(Set problem):
Will you transcribe all the entries word for word, skipping the pictures they hold?

(Data extract):
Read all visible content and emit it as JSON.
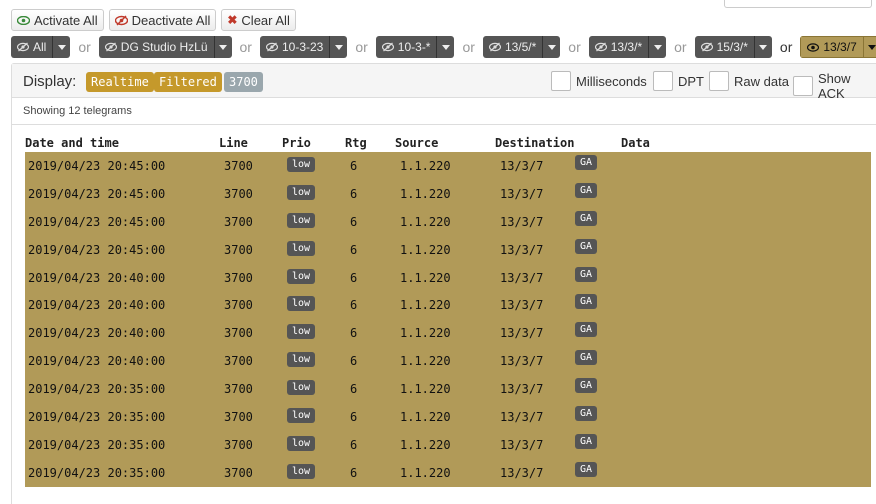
{
  "actions": {
    "activate_all": "Activate All",
    "deactivate_all": "Deactivate All",
    "clear_all": "Clear All"
  },
  "filters": {
    "or_label": "or",
    "items": [
      {
        "label": "All",
        "active": false
      },
      {
        "label": "DG Studio HzLü",
        "active": false
      },
      {
        "label": "10-3-23",
        "active": false
      },
      {
        "label": "10-3-*",
        "active": false
      },
      {
        "label": "13/5/*",
        "active": false
      },
      {
        "label": "13/3/*",
        "active": false
      },
      {
        "label": "15/3/*",
        "active": false
      },
      {
        "label": "13/3/7",
        "active": true
      }
    ]
  },
  "display": {
    "label": "Display:",
    "realtime": "Realtime",
    "filtered": "Filtered",
    "count": "3700",
    "options": {
      "milliseconds": "Milliseconds",
      "dpt": "DPT",
      "raw_data": "Raw data",
      "show_ack": "Show ACK"
    }
  },
  "showing": "Showing 12 telegrams",
  "table": {
    "headers": {
      "datetime": "Date and time",
      "line": "Line",
      "prio": "Prio",
      "rtg": "Rtg",
      "source": "Source",
      "destination": "Destination",
      "data": "Data"
    },
    "rows": [
      {
        "datetime": "2019/04/23 20:45:00",
        "line": "3700",
        "prio": "low",
        "rtg": "6",
        "source": "1.1.220",
        "destination": "13/3/7",
        "type": "GA"
      },
      {
        "datetime": "2019/04/23 20:45:00",
        "line": "3700",
        "prio": "low",
        "rtg": "6",
        "source": "1.1.220",
        "destination": "13/3/7",
        "type": "GA"
      },
      {
        "datetime": "2019/04/23 20:45:00",
        "line": "3700",
        "prio": "low",
        "rtg": "6",
        "source": "1.1.220",
        "destination": "13/3/7",
        "type": "GA"
      },
      {
        "datetime": "2019/04/23 20:45:00",
        "line": "3700",
        "prio": "low",
        "rtg": "6",
        "source": "1.1.220",
        "destination": "13/3/7",
        "type": "GA"
      },
      {
        "datetime": "2019/04/23 20:40:00",
        "line": "3700",
        "prio": "low",
        "rtg": "6",
        "source": "1.1.220",
        "destination": "13/3/7",
        "type": "GA"
      },
      {
        "datetime": "2019/04/23 20:40:00",
        "line": "3700",
        "prio": "low",
        "rtg": "6",
        "source": "1.1.220",
        "destination": "13/3/7",
        "type": "GA"
      },
      {
        "datetime": "2019/04/23 20:40:00",
        "line": "3700",
        "prio": "low",
        "rtg": "6",
        "source": "1.1.220",
        "destination": "13/3/7",
        "type": "GA"
      },
      {
        "datetime": "2019/04/23 20:40:00",
        "line": "3700",
        "prio": "low",
        "rtg": "6",
        "source": "1.1.220",
        "destination": "13/3/7",
        "type": "GA"
      },
      {
        "datetime": "2019/04/23 20:35:00",
        "line": "3700",
        "prio": "low",
        "rtg": "6",
        "source": "1.1.220",
        "destination": "13/3/7",
        "type": "GA"
      },
      {
        "datetime": "2019/04/23 20:35:00",
        "line": "3700",
        "prio": "low",
        "rtg": "6",
        "source": "1.1.220",
        "destination": "13/3/7",
        "type": "GA"
      },
      {
        "datetime": "2019/04/23 20:35:00",
        "line": "3700",
        "prio": "low",
        "rtg": "6",
        "source": "1.1.220",
        "destination": "13/3/7",
        "type": "GA"
      },
      {
        "datetime": "2019/04/23 20:35:00",
        "line": "3700",
        "prio": "low",
        "rtg": "6",
        "source": "1.1.220",
        "destination": "13/3/7",
        "type": "GA"
      }
    ]
  },
  "colors": {
    "row_bg": "#b19a58",
    "badge_gold": "#c5992b",
    "badge_gray": "#9aa7ad",
    "filter_dark": "#555555"
  }
}
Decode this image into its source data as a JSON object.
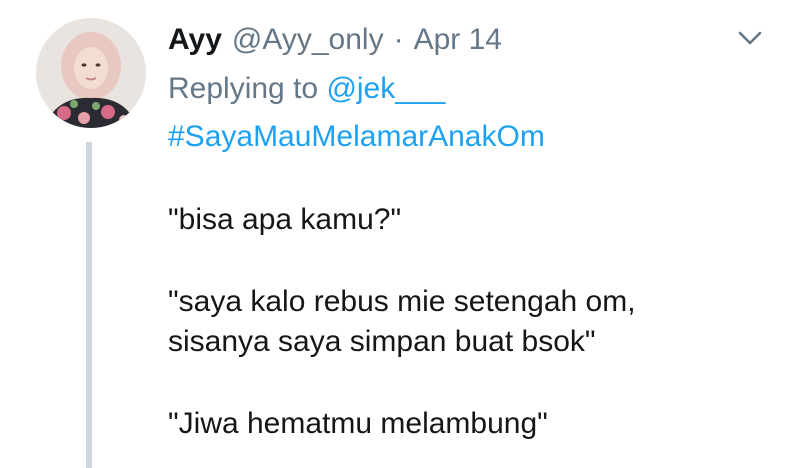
{
  "tweet": {
    "display_name": "Ayy",
    "handle": "@Ayy_only",
    "separator": "·",
    "date": "Apr 14",
    "menu_icon": "chevron-down-icon",
    "avatar_icon": "avatar",
    "replying_prefix": "Replying to",
    "replying_to": "@jek___",
    "hashtag": "#SayaMauMelamarAnakOm",
    "paragraphs": [
      {
        "lines": [
          "\"bisa apa kamu?\""
        ]
      },
      {
        "lines": [
          "\"saya kalo rebus mie setengah om,",
          "sisanya saya simpan buat bsok\""
        ]
      },
      {
        "lines": [
          "\"Jiwa hematmu melambung\""
        ]
      }
    ]
  },
  "colors": {
    "text": "#14171a",
    "muted": "#657786",
    "link": "#1da1f2",
    "thread_line": "#ccd6dd"
  }
}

(Output for this task):
Read all visible content and emit it as JSON.
{
  "actions": {
    "activate_all": "Activate All",
    "deactivate_all": "Deactivate All",
    "clear_all": "Clear All"
  },
  "filters": {
    "or_label": "or",
    "items": [
      {
        "label": "All",
        "active": false
      },
      {
        "label": "DG Studio HzLü",
        "active": false
      },
      {
        "label": "10-3-23",
        "active": false
      },
      {
        "label": "10-3-*",
        "active": false
      },
      {
        "label": "13/5/*",
        "active": false
      },
      {
        "label": "13/3/*",
        "active": false
      },
      {
        "label": "15/3/*",
        "active": false
      },
      {
        "label": "13/3/7",
        "active": true
      }
    ]
  },
  "display": {
    "label": "Display:",
    "realtime": "Realtime",
    "filtered": "Filtered",
    "count": "3700",
    "options": {
      "milliseconds": "Milliseconds",
      "dpt": "DPT",
      "raw_data": "Raw data",
      "show_ack": "Show ACK"
    }
  },
  "showing": "Showing 12 telegrams",
  "table": {
    "headers": {
      "datetime": "Date and time",
      "line": "Line",
      "prio": "Prio",
      "rtg": "Rtg",
      "source": "Source",
      "destination": "Destination",
      "data": "Data"
    },
    "rows": [
      {
        "datetime": "2019/04/23 20:45:00",
        "line": "3700",
        "prio": "low",
        "rtg": "6",
        "source": "1.1.220",
        "destination": "13/3/7",
        "type": "GA"
      },
      {
        "datetime": "2019/04/23 20:45:00",
        "line": "3700",
        "prio": "low",
        "rtg": "6",
        "source": "1.1.220",
        "destination": "13/3/7",
        "type": "GA"
      },
      {
        "datetime": "2019/04/23 20:45:00",
        "line": "3700",
        "prio": "low",
        "rtg": "6",
        "source": "1.1.220",
        "destination": "13/3/7",
        "type": "GA"
      },
      {
        "datetime": "2019/04/23 20:45:00",
        "line": "3700",
        "prio": "low",
        "rtg": "6",
        "source": "1.1.220",
        "destination": "13/3/7",
        "type": "GA"
      },
      {
        "datetime": "2019/04/23 20:40:00",
        "line": "3700",
        "prio": "low",
        "rtg": "6",
        "source": "1.1.220",
        "destination": "13/3/7",
        "type": "GA"
      },
      {
        "datetime": "2019/04/23 20:40:00",
        "line": "3700",
        "prio": "low",
        "rtg": "6",
        "source": "1.1.220",
        "destination": "13/3/7",
        "type": "GA"
      },
      {
        "datetime": "2019/04/23 20:40:00",
        "line": "3700",
        "prio": "low",
        "rtg": "6",
        "source": "1.1.220",
        "destination": "13/3/7",
        "type": "GA"
      },
      {
        "datetime": "2019/04/23 20:40:00",
        "line": "3700",
        "prio": "low",
        "rtg": "6",
        "source": "1.1.220",
        "destination": "13/3/7",
        "type": "GA"
      },
      {
        "datetime": "2019/04/23 20:35:00",
        "line": "3700",
        "prio": "low",
        "rtg": "6",
        "source": "1.1.220",
        "destination": "13/3/7",
        "type": "GA"
      },
      {
        "datetime": "2019/04/23 20:35:00",
        "line": "3700",
        "prio": "low",
        "rtg": "6",
        "source": "1.1.220",
        "destination": "13/3/7",
        "type": "GA"
      },
      {
        "datetime": "2019/04/23 20:35:00",
        "line": "3700",
        "prio": "low",
        "rtg": "6",
        "source": "1.1.220",
        "destination": "13/3/7",
        "type": "GA"
      },
      {
        "datetime": "2019/04/23 20:35:00",
        "line": "3700",
        "prio": "low",
        "rtg": "6",
        "source": "1.1.220",
        "destination": "13/3/7",
        "type": "GA"
      }
    ]
  },
  "colors": {
    "row_bg": "#b19a58",
    "badge_gold": "#c5992b",
    "badge_gray": "#9aa7ad",
    "filter_dark": "#555555"
  }
}
Decode this image into its source data as a JSON object.
{
  "tweet": {
    "display_name": "Ayy",
    "handle": "@Ayy_only",
    "separator": "·",
    "date": "Apr 14",
    "menu_icon": "chevron-down-icon",
    "avatar_icon": "avatar",
    "replying_prefix": "Replying to",
    "replying_to": "@jek___",
    "hashtag": "#SayaMauMelamarAnakOm",
    "paragraphs": [
      {
        "lines": [
          "\"bisa apa kamu?\""
        ]
      },
      {
        "lines": [
          "\"saya kalo rebus mie setengah om,",
          "sisanya saya simpan buat bsok\""
        ]
      },
      {
        "lines": [
          "\"Jiwa hematmu melambung\""
        ]
      }
    ]
  },
  "colors": {
    "text": "#14171a",
    "muted": "#657786",
    "link": "#1da1f2",
    "thread_line": "#ccd6dd"
  }
}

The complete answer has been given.